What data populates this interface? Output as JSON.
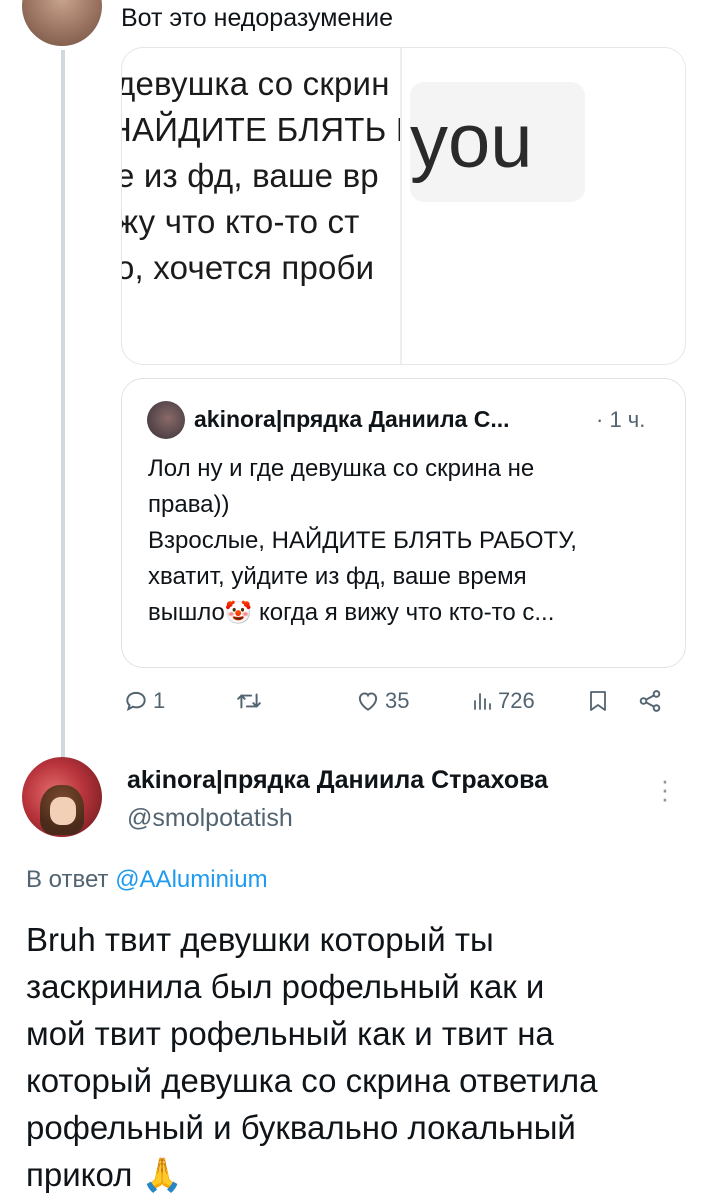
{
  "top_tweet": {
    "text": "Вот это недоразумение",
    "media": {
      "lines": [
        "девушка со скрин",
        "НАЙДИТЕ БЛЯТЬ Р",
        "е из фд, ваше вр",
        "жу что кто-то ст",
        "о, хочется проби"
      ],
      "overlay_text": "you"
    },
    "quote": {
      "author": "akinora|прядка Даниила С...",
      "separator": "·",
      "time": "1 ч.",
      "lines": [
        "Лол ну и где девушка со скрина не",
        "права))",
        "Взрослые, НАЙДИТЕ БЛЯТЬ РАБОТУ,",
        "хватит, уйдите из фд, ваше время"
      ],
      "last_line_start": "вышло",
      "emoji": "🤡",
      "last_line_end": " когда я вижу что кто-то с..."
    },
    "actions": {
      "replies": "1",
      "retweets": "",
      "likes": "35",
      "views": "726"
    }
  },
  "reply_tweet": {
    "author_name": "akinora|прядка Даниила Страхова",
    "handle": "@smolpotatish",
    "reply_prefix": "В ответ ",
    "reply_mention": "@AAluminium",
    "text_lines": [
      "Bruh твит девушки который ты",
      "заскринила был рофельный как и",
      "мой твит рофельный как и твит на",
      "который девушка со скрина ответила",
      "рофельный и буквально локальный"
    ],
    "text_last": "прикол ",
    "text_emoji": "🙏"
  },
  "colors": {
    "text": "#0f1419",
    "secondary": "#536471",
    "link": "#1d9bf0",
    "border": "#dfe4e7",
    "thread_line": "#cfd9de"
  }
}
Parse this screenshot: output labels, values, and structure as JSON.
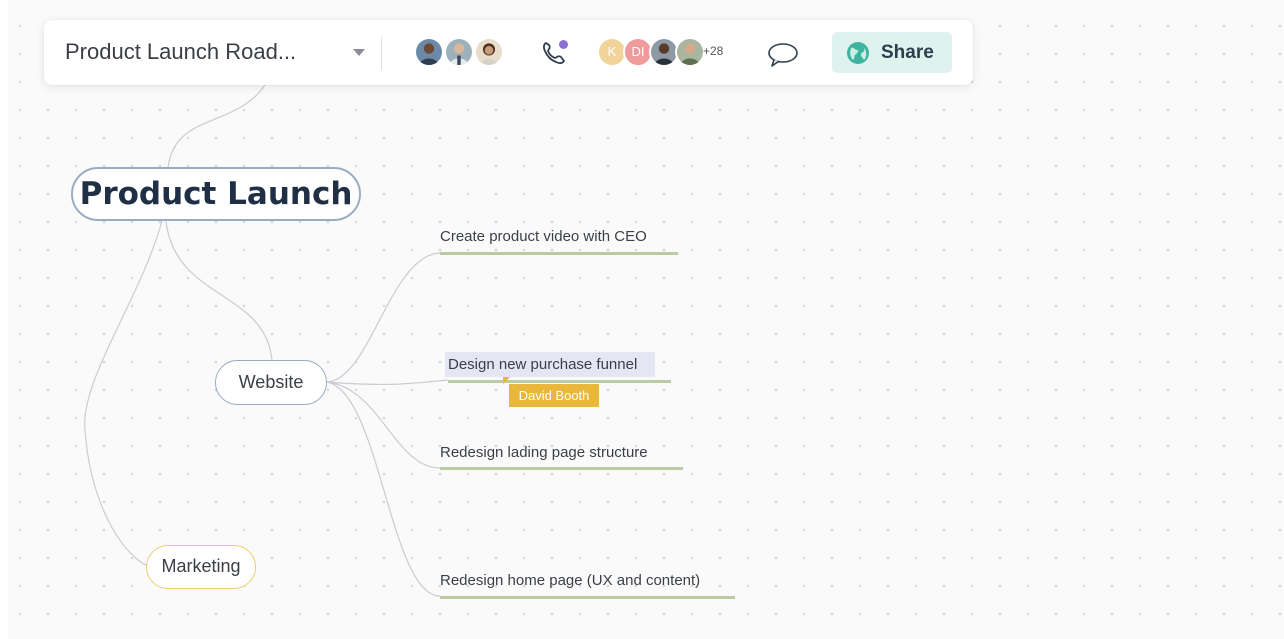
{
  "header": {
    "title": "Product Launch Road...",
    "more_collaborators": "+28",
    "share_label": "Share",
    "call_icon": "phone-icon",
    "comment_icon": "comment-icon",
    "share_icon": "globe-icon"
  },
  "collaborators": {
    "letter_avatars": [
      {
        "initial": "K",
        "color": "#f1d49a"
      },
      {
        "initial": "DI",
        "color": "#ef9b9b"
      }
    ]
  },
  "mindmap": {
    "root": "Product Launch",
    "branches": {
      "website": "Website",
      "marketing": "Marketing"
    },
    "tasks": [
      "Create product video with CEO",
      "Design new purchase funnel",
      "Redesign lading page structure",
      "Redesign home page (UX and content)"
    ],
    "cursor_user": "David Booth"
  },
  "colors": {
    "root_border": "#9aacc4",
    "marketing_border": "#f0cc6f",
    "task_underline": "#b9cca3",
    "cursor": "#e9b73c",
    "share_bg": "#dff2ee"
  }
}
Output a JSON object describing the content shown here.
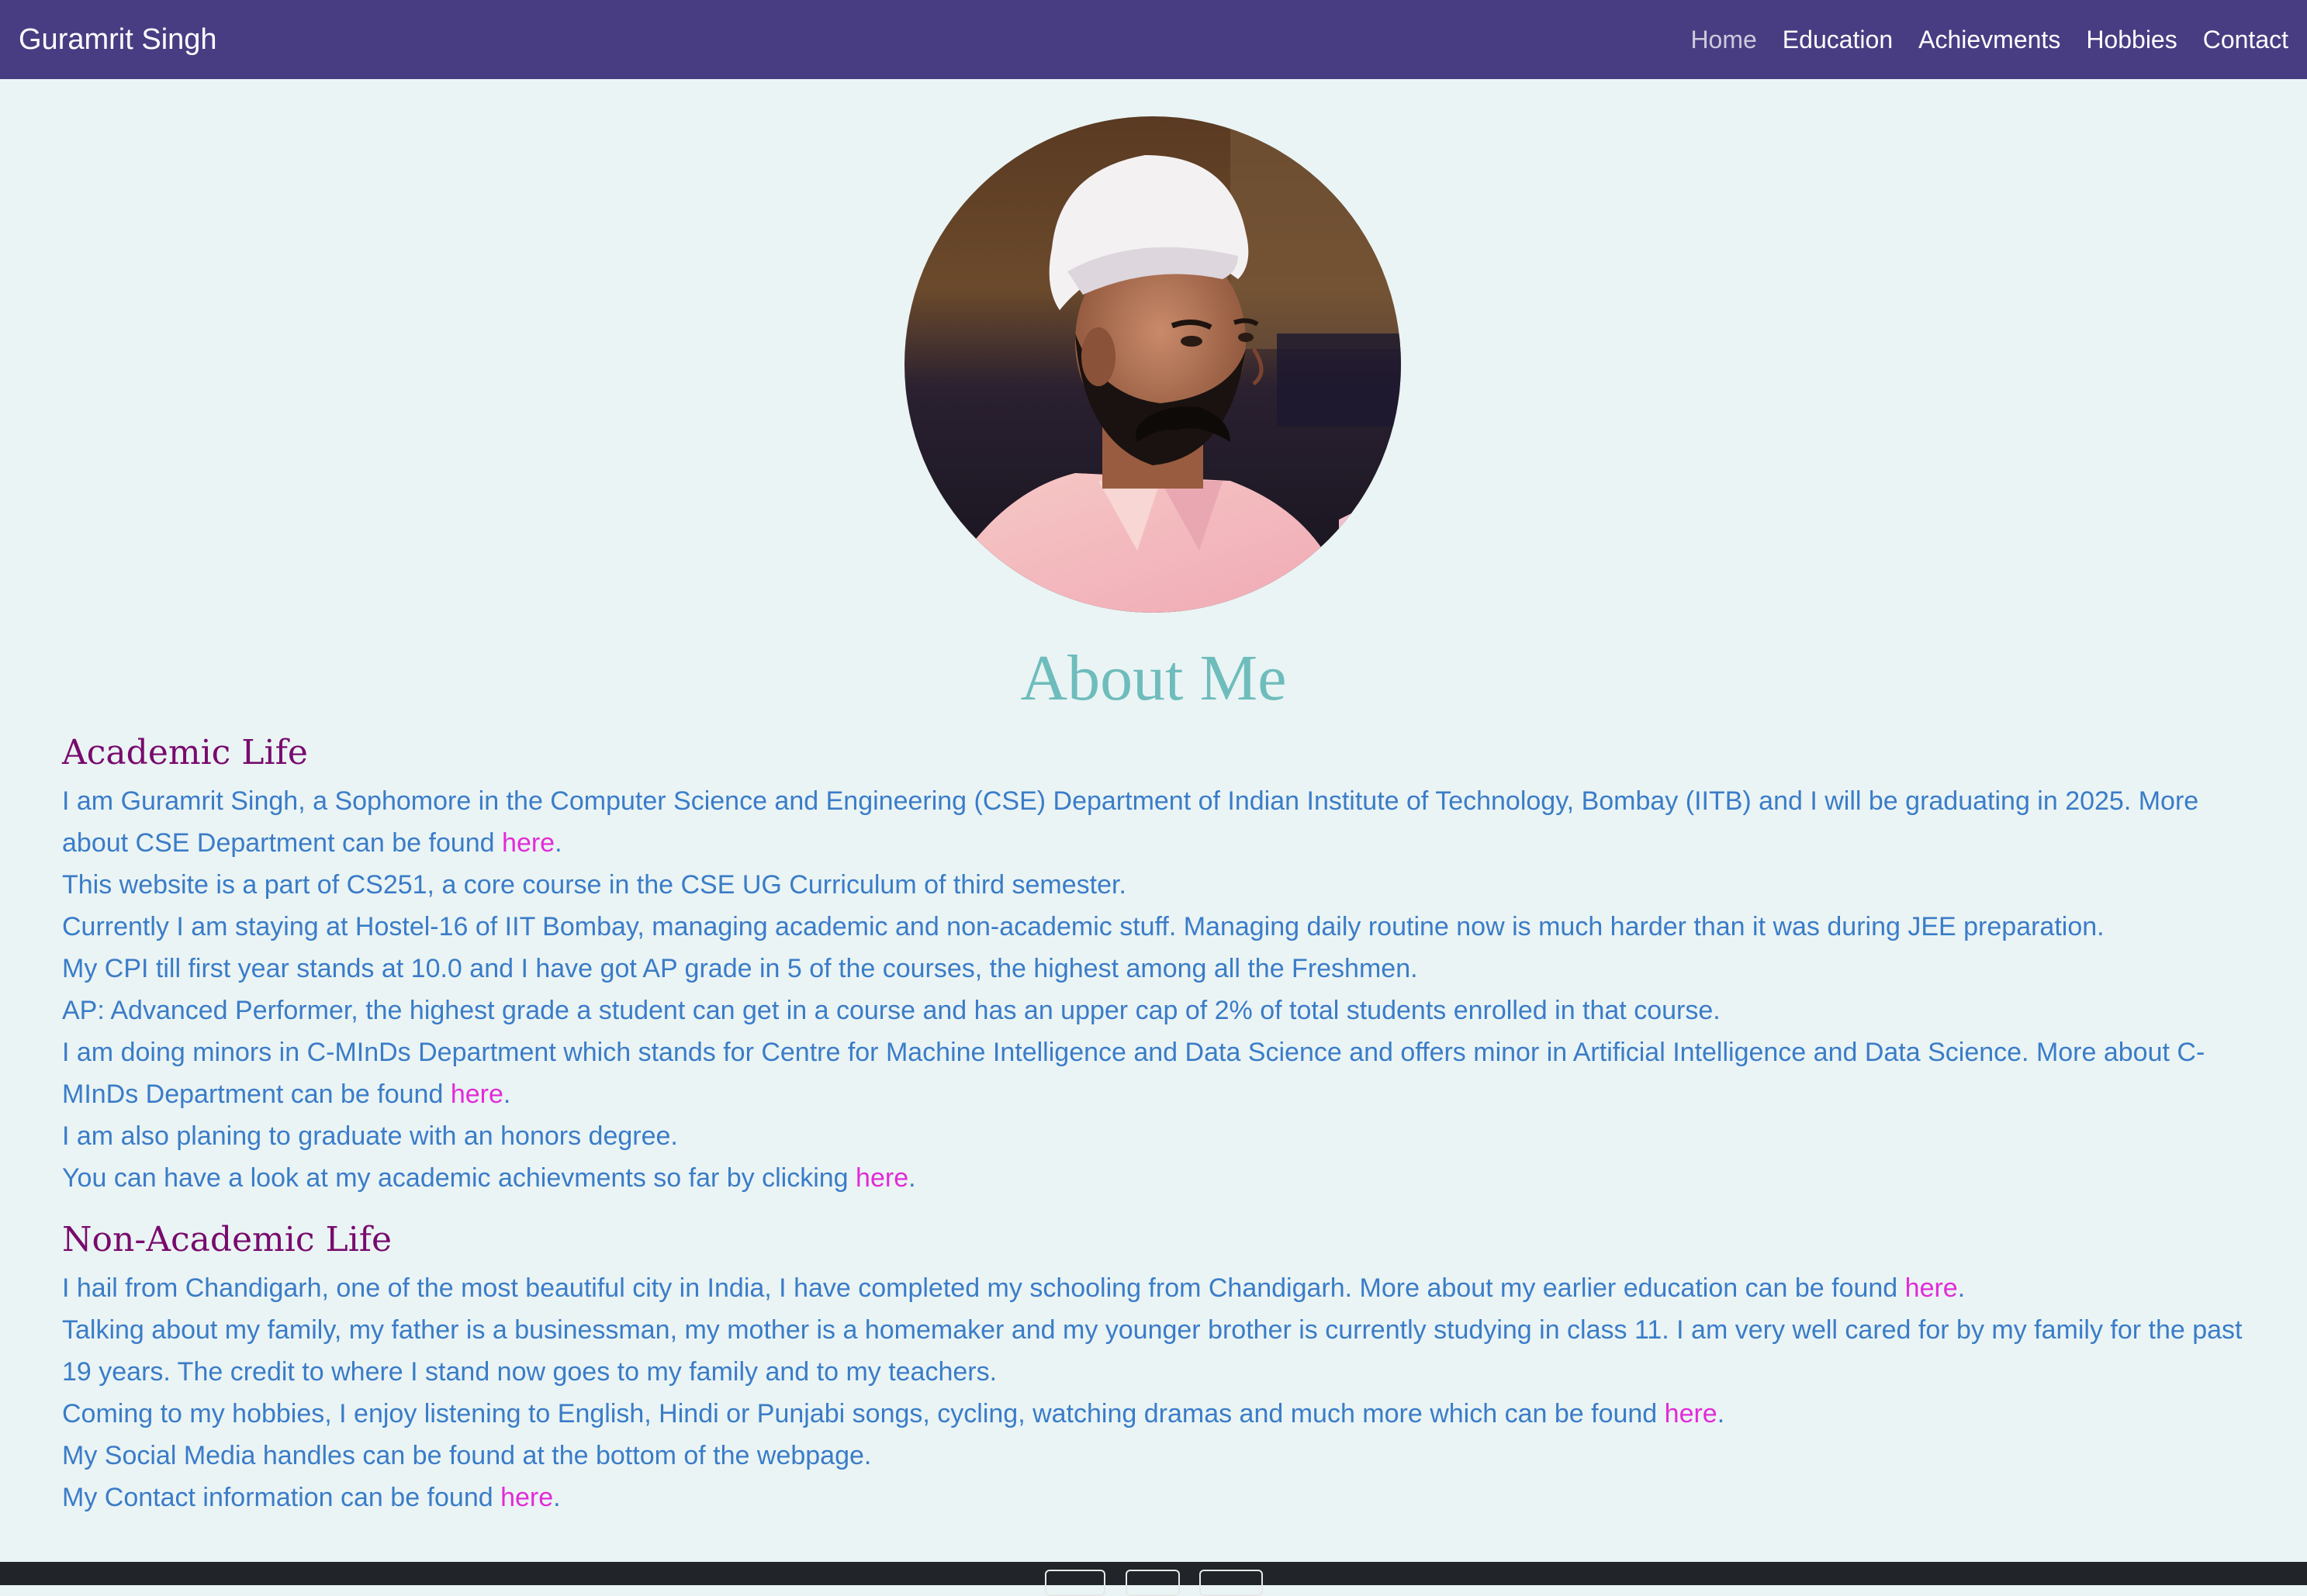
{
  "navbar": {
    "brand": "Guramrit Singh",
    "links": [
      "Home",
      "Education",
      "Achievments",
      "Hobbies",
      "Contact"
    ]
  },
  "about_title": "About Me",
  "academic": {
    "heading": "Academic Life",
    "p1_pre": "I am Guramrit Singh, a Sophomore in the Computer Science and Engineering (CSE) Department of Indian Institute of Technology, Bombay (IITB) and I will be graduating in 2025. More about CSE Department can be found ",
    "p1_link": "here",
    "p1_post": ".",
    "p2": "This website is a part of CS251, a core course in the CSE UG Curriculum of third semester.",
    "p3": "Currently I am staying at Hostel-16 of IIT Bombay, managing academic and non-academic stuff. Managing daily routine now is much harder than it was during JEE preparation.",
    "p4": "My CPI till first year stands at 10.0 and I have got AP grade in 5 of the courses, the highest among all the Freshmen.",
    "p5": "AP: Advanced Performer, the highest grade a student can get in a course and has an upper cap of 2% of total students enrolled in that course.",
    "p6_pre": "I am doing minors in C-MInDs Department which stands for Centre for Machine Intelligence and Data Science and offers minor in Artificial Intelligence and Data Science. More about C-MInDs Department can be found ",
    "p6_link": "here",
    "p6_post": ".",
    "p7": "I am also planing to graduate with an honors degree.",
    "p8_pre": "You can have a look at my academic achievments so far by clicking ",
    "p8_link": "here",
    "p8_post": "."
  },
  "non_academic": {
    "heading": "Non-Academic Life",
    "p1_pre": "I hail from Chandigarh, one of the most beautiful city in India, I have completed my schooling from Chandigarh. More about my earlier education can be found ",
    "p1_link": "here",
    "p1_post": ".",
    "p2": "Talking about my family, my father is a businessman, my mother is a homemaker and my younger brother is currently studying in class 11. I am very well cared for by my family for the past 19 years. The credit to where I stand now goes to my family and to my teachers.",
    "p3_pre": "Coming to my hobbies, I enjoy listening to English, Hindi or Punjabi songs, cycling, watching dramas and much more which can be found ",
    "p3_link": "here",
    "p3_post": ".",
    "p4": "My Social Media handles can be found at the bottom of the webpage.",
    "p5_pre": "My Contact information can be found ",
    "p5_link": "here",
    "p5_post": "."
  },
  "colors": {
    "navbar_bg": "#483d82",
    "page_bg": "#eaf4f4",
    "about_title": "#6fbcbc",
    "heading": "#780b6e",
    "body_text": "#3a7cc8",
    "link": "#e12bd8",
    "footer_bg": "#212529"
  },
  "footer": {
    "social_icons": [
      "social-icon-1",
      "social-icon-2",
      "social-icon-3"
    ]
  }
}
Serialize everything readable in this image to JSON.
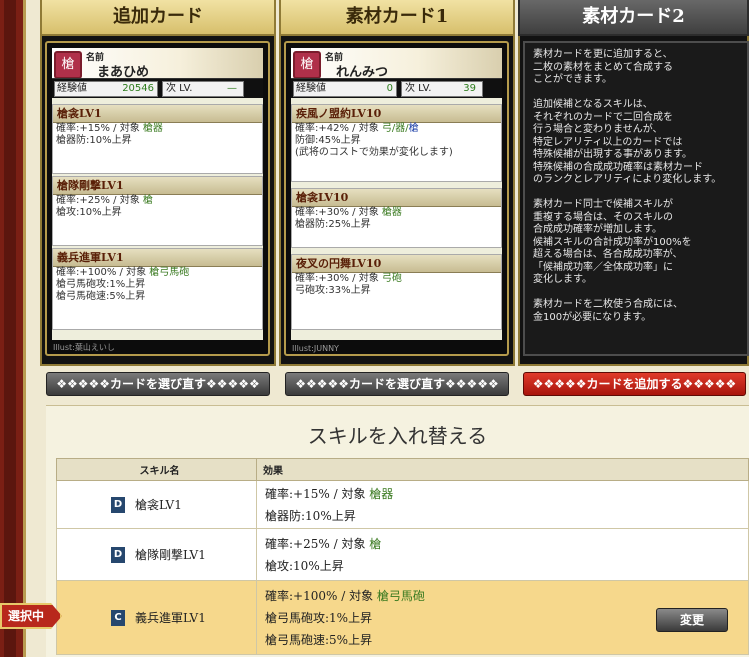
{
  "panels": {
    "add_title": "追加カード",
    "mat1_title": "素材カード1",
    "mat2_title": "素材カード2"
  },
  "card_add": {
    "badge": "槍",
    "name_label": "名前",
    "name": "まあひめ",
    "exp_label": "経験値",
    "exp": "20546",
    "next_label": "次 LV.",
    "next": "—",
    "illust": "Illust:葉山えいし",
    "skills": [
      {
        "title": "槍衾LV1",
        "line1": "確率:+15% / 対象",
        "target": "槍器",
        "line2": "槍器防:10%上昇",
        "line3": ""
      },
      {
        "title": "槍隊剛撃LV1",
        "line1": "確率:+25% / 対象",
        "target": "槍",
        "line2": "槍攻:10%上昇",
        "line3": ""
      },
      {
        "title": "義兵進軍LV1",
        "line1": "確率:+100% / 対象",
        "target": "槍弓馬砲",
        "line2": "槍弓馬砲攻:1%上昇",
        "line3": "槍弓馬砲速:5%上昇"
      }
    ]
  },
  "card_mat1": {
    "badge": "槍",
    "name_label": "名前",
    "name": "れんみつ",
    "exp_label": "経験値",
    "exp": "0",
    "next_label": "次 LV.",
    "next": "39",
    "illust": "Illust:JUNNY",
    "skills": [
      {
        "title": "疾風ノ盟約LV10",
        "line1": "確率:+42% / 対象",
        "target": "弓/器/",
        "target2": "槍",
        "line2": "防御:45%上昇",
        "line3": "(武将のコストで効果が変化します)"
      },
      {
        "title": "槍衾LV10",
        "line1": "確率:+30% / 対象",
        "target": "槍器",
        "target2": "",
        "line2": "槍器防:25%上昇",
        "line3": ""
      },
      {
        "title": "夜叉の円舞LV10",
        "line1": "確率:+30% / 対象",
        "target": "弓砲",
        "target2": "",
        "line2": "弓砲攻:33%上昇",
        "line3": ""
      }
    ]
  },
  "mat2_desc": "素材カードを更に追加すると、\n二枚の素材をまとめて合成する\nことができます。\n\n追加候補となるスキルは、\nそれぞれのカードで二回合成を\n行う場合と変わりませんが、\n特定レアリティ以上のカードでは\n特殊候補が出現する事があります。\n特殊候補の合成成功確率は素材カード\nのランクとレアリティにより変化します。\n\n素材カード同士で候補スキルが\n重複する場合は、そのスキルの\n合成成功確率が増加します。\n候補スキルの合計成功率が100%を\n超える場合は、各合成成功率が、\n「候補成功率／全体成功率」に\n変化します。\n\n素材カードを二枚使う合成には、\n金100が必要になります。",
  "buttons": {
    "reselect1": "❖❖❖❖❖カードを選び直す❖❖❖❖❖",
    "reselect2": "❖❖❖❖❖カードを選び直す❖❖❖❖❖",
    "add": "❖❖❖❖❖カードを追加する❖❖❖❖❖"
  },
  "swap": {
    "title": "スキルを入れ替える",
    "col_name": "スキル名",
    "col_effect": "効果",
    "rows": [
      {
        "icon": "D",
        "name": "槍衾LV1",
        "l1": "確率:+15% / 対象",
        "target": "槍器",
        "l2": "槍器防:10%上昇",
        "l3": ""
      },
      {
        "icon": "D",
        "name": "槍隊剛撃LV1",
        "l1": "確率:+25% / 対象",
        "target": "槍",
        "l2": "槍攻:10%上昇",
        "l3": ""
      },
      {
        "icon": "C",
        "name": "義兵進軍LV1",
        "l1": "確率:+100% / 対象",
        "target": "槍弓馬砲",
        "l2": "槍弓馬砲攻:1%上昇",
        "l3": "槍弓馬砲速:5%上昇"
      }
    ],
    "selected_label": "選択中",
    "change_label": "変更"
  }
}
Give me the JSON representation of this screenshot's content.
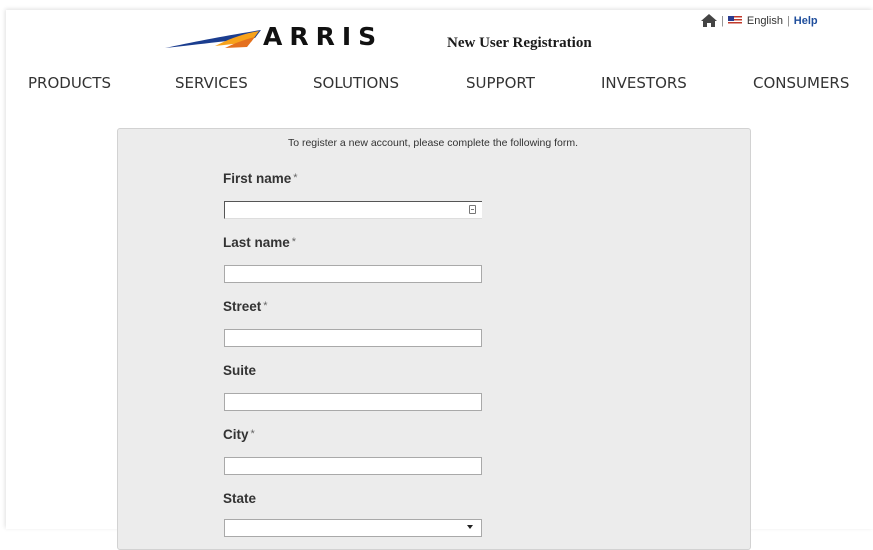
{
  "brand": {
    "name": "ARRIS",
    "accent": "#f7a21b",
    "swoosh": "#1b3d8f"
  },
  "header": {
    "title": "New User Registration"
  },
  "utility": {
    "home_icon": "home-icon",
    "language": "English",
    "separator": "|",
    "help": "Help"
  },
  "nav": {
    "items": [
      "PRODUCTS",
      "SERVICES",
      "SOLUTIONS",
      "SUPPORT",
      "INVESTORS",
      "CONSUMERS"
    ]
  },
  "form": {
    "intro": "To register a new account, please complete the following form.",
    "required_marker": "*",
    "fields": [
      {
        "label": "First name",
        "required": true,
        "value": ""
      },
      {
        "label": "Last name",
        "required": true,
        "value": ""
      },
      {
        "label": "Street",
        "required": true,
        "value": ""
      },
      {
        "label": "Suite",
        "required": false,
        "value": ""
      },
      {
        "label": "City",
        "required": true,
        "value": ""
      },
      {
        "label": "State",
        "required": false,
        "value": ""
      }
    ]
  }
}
====
Task description: Identify and extract each line of the listing that contains "JSON".

Answer to this problem:
What data populates this interface? Output as JSON.
Parse this screenshot: output labels, values, and structure as JSON.
Output a JSON object describing the content shown here.
Serialize everything readable in this image to JSON.
Give me the JSON representation of this screenshot's content.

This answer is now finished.